───── RECORD SET ─────

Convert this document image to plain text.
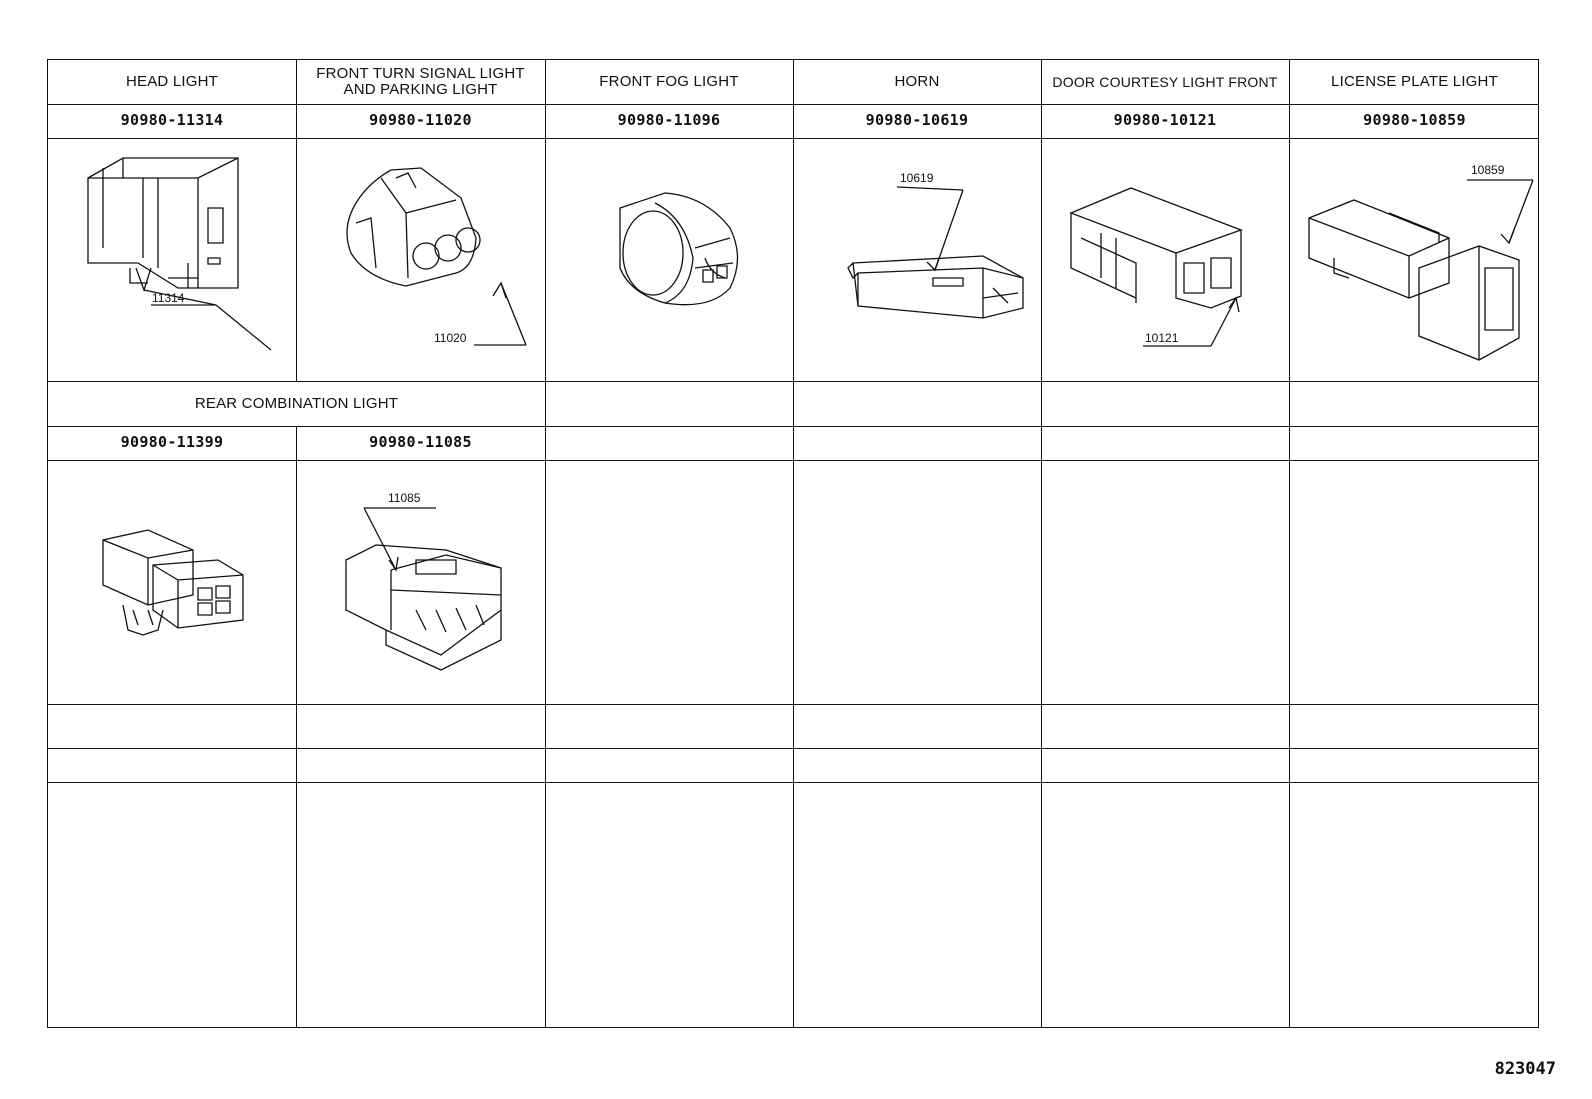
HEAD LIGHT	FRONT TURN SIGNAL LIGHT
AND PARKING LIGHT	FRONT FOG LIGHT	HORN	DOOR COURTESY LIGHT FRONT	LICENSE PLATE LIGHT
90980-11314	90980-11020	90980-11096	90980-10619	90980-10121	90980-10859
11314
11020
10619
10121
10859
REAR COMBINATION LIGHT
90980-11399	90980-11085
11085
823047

─────
───── RECORD SET ─────

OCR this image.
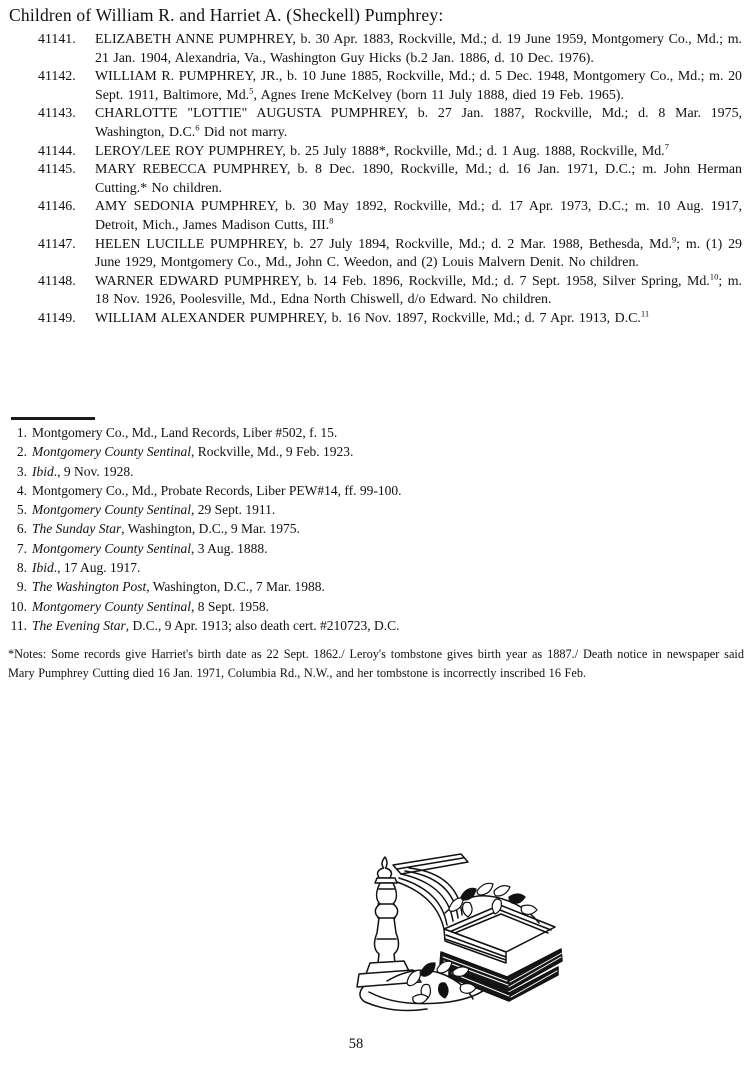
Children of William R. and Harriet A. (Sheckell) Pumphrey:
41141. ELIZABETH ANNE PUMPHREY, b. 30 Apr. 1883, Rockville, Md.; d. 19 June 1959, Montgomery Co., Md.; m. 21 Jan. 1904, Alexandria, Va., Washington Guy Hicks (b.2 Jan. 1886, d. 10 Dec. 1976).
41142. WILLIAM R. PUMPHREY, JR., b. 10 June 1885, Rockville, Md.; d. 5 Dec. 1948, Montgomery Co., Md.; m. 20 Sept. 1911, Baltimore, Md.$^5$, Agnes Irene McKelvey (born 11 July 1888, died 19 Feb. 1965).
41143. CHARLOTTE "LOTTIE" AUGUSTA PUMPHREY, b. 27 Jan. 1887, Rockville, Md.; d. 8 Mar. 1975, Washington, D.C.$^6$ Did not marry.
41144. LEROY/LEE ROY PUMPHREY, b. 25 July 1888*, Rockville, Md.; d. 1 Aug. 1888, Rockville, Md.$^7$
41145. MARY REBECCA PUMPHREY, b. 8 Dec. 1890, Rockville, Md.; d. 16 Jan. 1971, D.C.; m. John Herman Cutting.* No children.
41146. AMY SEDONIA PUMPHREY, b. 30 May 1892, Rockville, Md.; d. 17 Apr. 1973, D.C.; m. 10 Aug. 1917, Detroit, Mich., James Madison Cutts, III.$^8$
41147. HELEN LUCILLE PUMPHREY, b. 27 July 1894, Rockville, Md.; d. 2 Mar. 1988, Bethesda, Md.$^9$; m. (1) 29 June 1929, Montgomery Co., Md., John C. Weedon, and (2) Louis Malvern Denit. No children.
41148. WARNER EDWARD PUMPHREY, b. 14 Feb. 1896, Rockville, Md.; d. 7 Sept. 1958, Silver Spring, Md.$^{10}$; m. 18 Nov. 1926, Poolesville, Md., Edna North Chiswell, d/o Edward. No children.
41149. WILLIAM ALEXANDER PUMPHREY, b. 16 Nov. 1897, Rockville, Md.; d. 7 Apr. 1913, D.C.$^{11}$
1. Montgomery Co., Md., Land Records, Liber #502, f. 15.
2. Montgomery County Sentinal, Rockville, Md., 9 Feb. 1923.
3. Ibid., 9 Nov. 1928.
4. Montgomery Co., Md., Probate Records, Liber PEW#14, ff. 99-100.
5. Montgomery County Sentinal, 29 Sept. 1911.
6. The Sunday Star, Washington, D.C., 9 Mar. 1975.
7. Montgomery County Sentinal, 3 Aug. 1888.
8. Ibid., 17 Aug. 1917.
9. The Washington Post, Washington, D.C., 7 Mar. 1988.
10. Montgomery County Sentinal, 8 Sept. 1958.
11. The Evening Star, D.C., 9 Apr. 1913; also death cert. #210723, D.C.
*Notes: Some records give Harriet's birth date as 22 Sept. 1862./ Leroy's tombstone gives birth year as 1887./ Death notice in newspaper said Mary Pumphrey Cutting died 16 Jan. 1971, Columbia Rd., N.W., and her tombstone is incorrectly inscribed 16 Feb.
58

─────

* **REQUIREMENT**
Select all lines in the listing above where the word "Montgomery" appears, and show them.

* **PROBLEM SOLUTION**
41141. ELIZABETH ANNE PUMPHREY, b. 30 Apr. 1883, Rockville, Md.; d. 19 June 1959, Montgomery Co., Md.; m. 21 Jan. 1904, Alexandria, Va., Washington Guy Hicks (b.2 Jan. 1886, d. 10 Dec. 1976).
41142. WILLIAM R. PUMPHREY, JR., b. 10 June 1885, Rockville, Md.; d. 5 Dec. 1948, Montgomery Co., Md.; m. 20 Sept. 1911, Baltimore, Md.$^5$, Agnes Irene McKelvey (born 11 July 1888, died 19 Feb. 1965).
41147. HELEN LUCILLE PUMPHREY, b. 27 July 1894, Rockville, Md.; d. 2 Mar. 1988, Bethesda, Md.$^9$; m. (1) 29 June 1929, Montgomery Co., Md., John C. Weedon, and (2) Louis Malvern Denit. No children.
1. Montgomery Co., Md., Land Records, Liber #502, f. 15.
2. Montgomery County Sentinal, Rockville, Md., 9 Feb. 1923.
4. Montgomery Co., Md., Probate Records, Liber PEW#14, ff. 99-100.
5. Montgomery County Sentinal, 29 Sept. 1911.
7. Montgomery County Sentinal, 3 Aug. 1888.
10. Montgomery County Sentinal, 8 Sept. 1958.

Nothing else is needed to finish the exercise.